-- BEGIN Record extracts --
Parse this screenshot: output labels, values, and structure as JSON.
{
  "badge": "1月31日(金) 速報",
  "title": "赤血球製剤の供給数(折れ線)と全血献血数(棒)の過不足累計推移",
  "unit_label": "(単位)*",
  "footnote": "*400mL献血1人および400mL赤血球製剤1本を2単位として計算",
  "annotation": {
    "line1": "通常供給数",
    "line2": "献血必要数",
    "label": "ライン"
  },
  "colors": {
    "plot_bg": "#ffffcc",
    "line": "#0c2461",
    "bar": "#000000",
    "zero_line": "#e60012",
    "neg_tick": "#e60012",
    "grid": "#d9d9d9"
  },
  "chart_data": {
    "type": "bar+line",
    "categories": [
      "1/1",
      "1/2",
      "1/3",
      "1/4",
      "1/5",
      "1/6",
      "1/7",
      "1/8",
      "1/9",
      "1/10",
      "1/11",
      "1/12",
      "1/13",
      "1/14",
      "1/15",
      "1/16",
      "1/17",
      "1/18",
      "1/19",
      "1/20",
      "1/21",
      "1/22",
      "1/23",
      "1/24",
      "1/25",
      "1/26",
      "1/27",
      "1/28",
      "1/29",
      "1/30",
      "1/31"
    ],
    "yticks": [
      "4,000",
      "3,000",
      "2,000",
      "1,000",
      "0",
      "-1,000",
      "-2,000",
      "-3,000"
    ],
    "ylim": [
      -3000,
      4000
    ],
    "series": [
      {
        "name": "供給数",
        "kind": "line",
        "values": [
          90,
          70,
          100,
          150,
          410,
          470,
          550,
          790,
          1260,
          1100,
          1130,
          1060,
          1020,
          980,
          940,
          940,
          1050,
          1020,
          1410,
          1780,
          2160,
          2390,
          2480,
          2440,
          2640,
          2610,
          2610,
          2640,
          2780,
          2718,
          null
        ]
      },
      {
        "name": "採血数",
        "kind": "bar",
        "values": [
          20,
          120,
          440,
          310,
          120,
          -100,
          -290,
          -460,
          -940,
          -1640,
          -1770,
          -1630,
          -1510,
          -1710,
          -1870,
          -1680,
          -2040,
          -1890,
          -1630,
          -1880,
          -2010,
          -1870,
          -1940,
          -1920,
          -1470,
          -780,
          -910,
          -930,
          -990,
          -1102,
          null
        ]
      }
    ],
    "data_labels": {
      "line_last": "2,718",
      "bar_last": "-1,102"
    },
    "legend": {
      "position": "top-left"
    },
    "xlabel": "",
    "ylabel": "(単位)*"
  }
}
-- END Record extracts --
_Set exercise_
Every record should be given again exactly.

_Answer in full_
Parse this screenshot: output labels, values, and structure as JSON.
{
  "badge": "1月31日(金) 速報",
  "title": "赤血球製剤の供給数(折れ線)と全血献血数(棒)の過不足累計推移",
  "unit_label": "(単位)*",
  "footnote": "*400mL献血1人および400mL赤血球製剤1本を2単位として計算",
  "annotation": {
    "line1": "通常供給数",
    "line2": "献血必要数",
    "label": "ライン"
  },
  "colors": {
    "plot_bg": "#ffffcc",
    "line": "#0c2461",
    "bar": "#000000",
    "zero_line": "#e60012",
    "neg_tick": "#e60012",
    "grid": "#d9d9d9"
  },
  "chart_data": {
    "type": "bar+line",
    "categories": [
      "1/1",
      "1/2",
      "1/3",
      "1/4",
      "1/5",
      "1/6",
      "1/7",
      "1/8",
      "1/9",
      "1/10",
      "1/11",
      "1/12",
      "1/13",
      "1/14",
      "1/15",
      "1/16",
      "1/17",
      "1/18",
      "1/19",
      "1/20",
      "1/21",
      "1/22",
      "1/23",
      "1/24",
      "1/25",
      "1/26",
      "1/27",
      "1/28",
      "1/29",
      "1/30",
      "1/31"
    ],
    "yticks": [
      "4,000",
      "3,000",
      "2,000",
      "1,000",
      "0",
      "-1,000",
      "-2,000",
      "-3,000"
    ],
    "ylim": [
      -3000,
      4000
    ],
    "series": [
      {
        "name": "供給数",
        "kind": "line",
        "values": [
          90,
          70,
          100,
          150,
          410,
          470,
          550,
          790,
          1260,
          1100,
          1130,
          1060,
          1020,
          980,
          940,
          940,
          1050,
          1020,
          1410,
          1780,
          2160,
          2390,
          2480,
          2440,
          2640,
          2610,
          2610,
          2640,
          2780,
          2718,
          null
        ]
      },
      {
        "name": "採血数",
        "kind": "bar",
        "values": [
          20,
          120,
          440,
          310,
          120,
          -100,
          -290,
          -460,
          -940,
          -1640,
          -1770,
          -1630,
          -1510,
          -1710,
          -1870,
          -1680,
          -2040,
          -1890,
          -1630,
          -1880,
          -2010,
          -1870,
          -1940,
          -1920,
          -1470,
          -780,
          -910,
          -930,
          -990,
          -1102,
          null
        ]
      }
    ],
    "data_labels": {
      "line_last": "2,718",
      "bar_last": "-1,102"
    },
    "legend": {
      "position": "top-left"
    },
    "xlabel": "",
    "ylabel": "(単位)*"
  }
}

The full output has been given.